**Listings of regions and labels**
━━━━━━━━━━━━━━━━

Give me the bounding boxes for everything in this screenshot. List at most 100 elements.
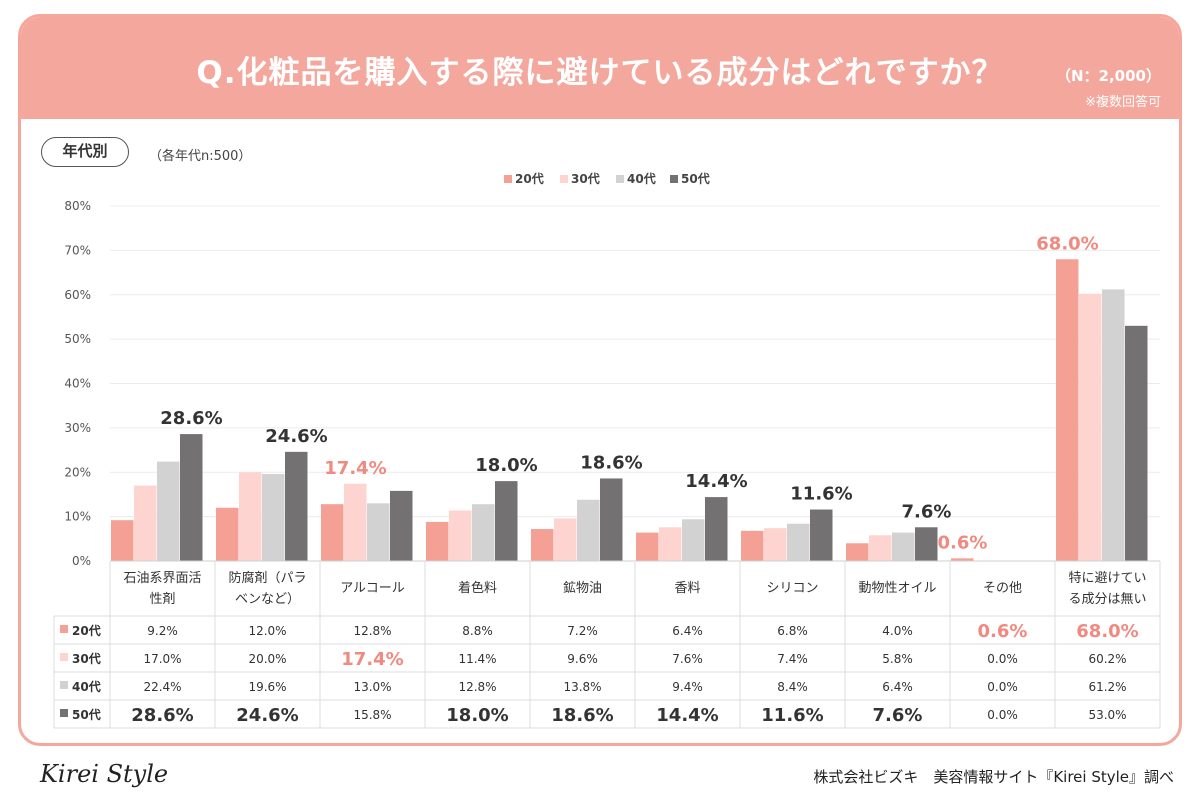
bar	[741, 530, 764, 561]
bar	[600, 478, 623, 561]
table-cell: 53.0%	[1088, 708, 1126, 722]
table-cell: 8.4%	[777, 680, 808, 694]
table-cell: 0.0%	[987, 708, 1018, 722]
table-cell: 20.0%	[248, 652, 286, 666]
table-cell: 28.6%	[131, 705, 193, 726]
bar	[344, 483, 367, 561]
category-label: 特に避けてい	[1068, 571, 1146, 586]
bar	[636, 532, 659, 561]
y-tick-label: 20%	[64, 465, 91, 479]
category-label: 鉱物油	[563, 580, 602, 596]
table-cell: 7.4%	[777, 652, 808, 666]
category-label: 香料	[674, 581, 700, 596]
data-label: 7.6%	[902, 501, 952, 522]
question-title: Q.化粧品を購入する際に避けている成分はどれですか？	[196, 55, 1004, 91]
title-banner: Q.化粧品を購入する際に避けている成分はどれですか？ （N：2,000） ※複数…	[21, 17, 1179, 119]
row-swatch	[60, 681, 68, 689]
multiple-answer-note: ※複数回答可	[1085, 95, 1161, 110]
legend-label: 50代	[681, 171, 710, 186]
bar	[810, 509, 833, 561]
bar	[262, 474, 285, 561]
category-label: その他	[983, 581, 1022, 596]
table-cell: 0.0%	[987, 680, 1018, 694]
data-label: 28.6%	[160, 408, 222, 429]
table-cell: 0.6%	[978, 621, 1028, 642]
bar	[531, 529, 554, 561]
category-label: ベンなど）	[235, 592, 300, 607]
table-cell: 9.6%	[567, 652, 598, 666]
bar	[1079, 293, 1102, 561]
table-cell: 7.6%	[873, 705, 923, 726]
table-cell: 60.2%	[1088, 652, 1126, 666]
legend-label: 30代	[571, 171, 600, 186]
bar	[951, 558, 974, 561]
legend-swatch	[560, 175, 568, 183]
data-label: 17.4%	[324, 458, 386, 479]
bar	[764, 528, 787, 561]
data-label: 0.6%	[938, 532, 988, 553]
kirei-style-logo: Kirei Style	[40, 760, 169, 788]
bar	[216, 507, 239, 561]
table-cell: 13.0%	[353, 680, 391, 694]
table-cell: 11.6%	[761, 705, 823, 726]
bar	[426, 521, 449, 561]
bar	[449, 510, 472, 561]
bar	[659, 527, 682, 561]
table-cell: 19.6%	[248, 680, 286, 694]
data-label: 14.4%	[685, 471, 747, 492]
row-label: 30代	[72, 651, 101, 666]
table-cell: 12.8%	[458, 680, 496, 694]
y-tick-label: 70%	[64, 243, 91, 257]
survey-credit: 株式会社ビズキ 美容情報サイト『Kirei Style』調べ	[813, 768, 1174, 786]
bar	[239, 472, 262, 561]
bar	[554, 518, 577, 561]
data-label: 18.0%	[475, 455, 537, 476]
data-label: 11.6%	[790, 484, 852, 505]
data-label: 24.6%	[265, 426, 327, 447]
bar	[869, 535, 892, 561]
bar	[1056, 259, 1079, 561]
bar	[321, 504, 344, 561]
table-cell: 7.2%	[567, 624, 598, 638]
legend-swatch	[504, 175, 512, 183]
table-cell: 15.8%	[353, 708, 391, 722]
bar	[285, 451, 308, 561]
row-label: 40代	[72, 679, 101, 694]
bar	[367, 503, 390, 561]
table-cell: 13.8%	[563, 680, 601, 694]
y-tick-label: 40%	[64, 377, 91, 391]
legend-label: 40代	[627, 171, 656, 186]
table-cell: 61.2%	[1088, 680, 1126, 694]
bar	[134, 485, 157, 561]
table-cell: 12.8%	[353, 624, 391, 638]
table-cell: 17.0%	[143, 652, 181, 666]
legend-swatch	[670, 175, 678, 183]
category-label: 着色料	[458, 580, 497, 596]
data-label: 68.0%	[1036, 233, 1098, 254]
bar	[472, 504, 495, 561]
table-cell: 6.4%	[882, 680, 913, 694]
table-cell: 17.4%	[341, 649, 403, 670]
category-label: る成分は無い	[1068, 592, 1146, 607]
table-cell: 4.0%	[882, 624, 913, 638]
bar	[157, 461, 180, 561]
category-label: 性剤	[149, 591, 175, 607]
category-label: 石油系界面活	[123, 571, 201, 586]
table-cell: 18.0%	[446, 705, 508, 726]
bar	[846, 543, 869, 561]
bar	[787, 523, 810, 561]
table-cell: 8.8%	[462, 624, 493, 638]
row-label: 20代	[72, 623, 101, 638]
table-cell: 9.2%	[147, 624, 178, 638]
y-tick-label: 10%	[64, 510, 91, 524]
data-label: 18.6%	[580, 452, 642, 473]
legend-swatch	[616, 175, 624, 183]
y-tick-label: 50%	[64, 332, 91, 346]
y-tick-label: 80%	[64, 199, 91, 213]
category-label: シリコン	[766, 581, 818, 596]
row-swatch	[60, 709, 68, 717]
bar	[705, 497, 728, 561]
bar	[111, 520, 134, 561]
bar	[682, 519, 705, 561]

━━━━━━━━━━━━━━━━

**EXERCISE AIM**
Reproduce the listing above line for line, omitting the picture.

**EXERCISE ANSWER**
Give me the bounding boxes for everything in this screenshot. List at most 100 elements.
bar	[741, 530, 764, 561]
bar	[600, 478, 623, 561]
table-cell: 53.0%	[1088, 708, 1126, 722]
table-cell: 8.4%	[777, 680, 808, 694]
table-cell: 0.0%	[987, 708, 1018, 722]
table-cell: 20.0%	[248, 652, 286, 666]
table-cell: 28.6%	[131, 705, 193, 726]
bar	[344, 483, 367, 561]
category-label: 特に避けてい	[1068, 571, 1146, 586]
bar	[636, 532, 659, 561]
y-tick-label: 20%	[64, 465, 91, 479]
category-label: 鉱物油	[563, 580, 602, 596]
table-cell: 7.4%	[777, 652, 808, 666]
category-label: 香料	[674, 581, 700, 596]
data-label: 7.6%	[902, 501, 952, 522]
question-title: Q.化粧品を購入する際に避けている成分はどれですか？	[196, 55, 1004, 91]
title-banner: Q.化粧品を購入する際に避けている成分はどれですか？ （N：2,000） ※複数…	[21, 17, 1179, 119]
row-swatch	[60, 681, 68, 689]
multiple-answer-note: ※複数回答可	[1085, 95, 1161, 110]
legend-label: 50代	[681, 171, 710, 186]
bar	[810, 509, 833, 561]
bar	[262, 474, 285, 561]
category-label: その他	[983, 581, 1022, 596]
table-cell: 0.0%	[987, 680, 1018, 694]
data-label: 28.6%	[160, 408, 222, 429]
table-cell: 0.6%	[978, 621, 1028, 642]
bar	[531, 529, 554, 561]
category-label: ベンなど）	[235, 592, 300, 607]
table-cell: 9.6%	[567, 652, 598, 666]
bar	[1079, 293, 1102, 561]
table-cell: 7.6%	[873, 705, 923, 726]
table-cell: 60.2%	[1088, 652, 1126, 666]
legend-label: 30代	[571, 171, 600, 186]
bar	[951, 558, 974, 561]
legend-swatch	[560, 175, 568, 183]
data-label: 17.4%	[324, 458, 386, 479]
bar	[764, 528, 787, 561]
data-label: 0.6%	[938, 532, 988, 553]
kirei-style-logo: Kirei Style	[40, 760, 169, 788]
bar	[216, 507, 239, 561]
table-cell: 13.0%	[353, 680, 391, 694]
table-cell: 11.6%	[761, 705, 823, 726]
bar	[426, 521, 449, 561]
bar	[449, 510, 472, 561]
bar	[659, 527, 682, 561]
table-cell: 19.6%	[248, 680, 286, 694]
data-label: 14.4%	[685, 471, 747, 492]
row-label: 30代	[72, 651, 101, 666]
table-cell: 12.8%	[458, 680, 496, 694]
y-tick-label: 70%	[64, 243, 91, 257]
survey-credit: 株式会社ビズキ 美容情報サイト『Kirei Style』調べ	[813, 768, 1174, 786]
bar	[239, 472, 262, 561]
bar	[554, 518, 577, 561]
data-label: 18.0%	[475, 455, 537, 476]
data-label: 11.6%	[790, 484, 852, 505]
data-label: 24.6%	[265, 426, 327, 447]
bar	[869, 535, 892, 561]
bar	[1056, 259, 1079, 561]
bar	[321, 504, 344, 561]
table-cell: 7.2%	[567, 624, 598, 638]
legend-swatch	[504, 175, 512, 183]
table-cell: 15.8%	[353, 708, 391, 722]
bar	[285, 451, 308, 561]
row-label: 40代	[72, 679, 101, 694]
bar	[367, 503, 390, 561]
table-cell: 13.8%	[563, 680, 601, 694]
y-tick-label: 40%	[64, 377, 91, 391]
legend-label: 40代	[627, 171, 656, 186]
table-cell: 61.2%	[1088, 680, 1126, 694]
bar	[134, 485, 157, 561]
table-cell: 12.8%	[353, 624, 391, 638]
table-cell: 17.0%	[143, 652, 181, 666]
legend-swatch	[670, 175, 678, 183]
category-label: 着色料	[458, 580, 497, 596]
data-label: 68.0%	[1036, 233, 1098, 254]
bar	[472, 504, 495, 561]
table-cell: 6.4%	[882, 680, 913, 694]
table-cell: 17.4%	[341, 649, 403, 670]
category-label: る成分は無い	[1068, 592, 1146, 607]
table-cell: 4.0%	[882, 624, 913, 638]
bar	[157, 461, 180, 561]
category-label: 性剤	[149, 591, 175, 607]
category-label: 石油系界面活	[123, 571, 201, 586]
table-cell: 18.0%	[446, 705, 508, 726]
bar	[846, 543, 869, 561]
bar	[787, 523, 810, 561]
table-cell: 8.8%	[462, 624, 493, 638]
row-label: 20代	[72, 623, 101, 638]
table-cell: 9.2%	[147, 624, 178, 638]
y-tick-label: 10%	[64, 510, 91, 524]
data-label: 18.6%	[580, 452, 642, 473]
legend-swatch	[616, 175, 624, 183]
y-tick-label: 50%	[64, 332, 91, 346]
y-tick-label: 80%	[64, 199, 91, 213]
category-label: シリコン	[766, 581, 818, 596]
row-swatch	[60, 709, 68, 717]
bar	[705, 497, 728, 561]
bar	[111, 520, 134, 561]
bar	[682, 519, 705, 561]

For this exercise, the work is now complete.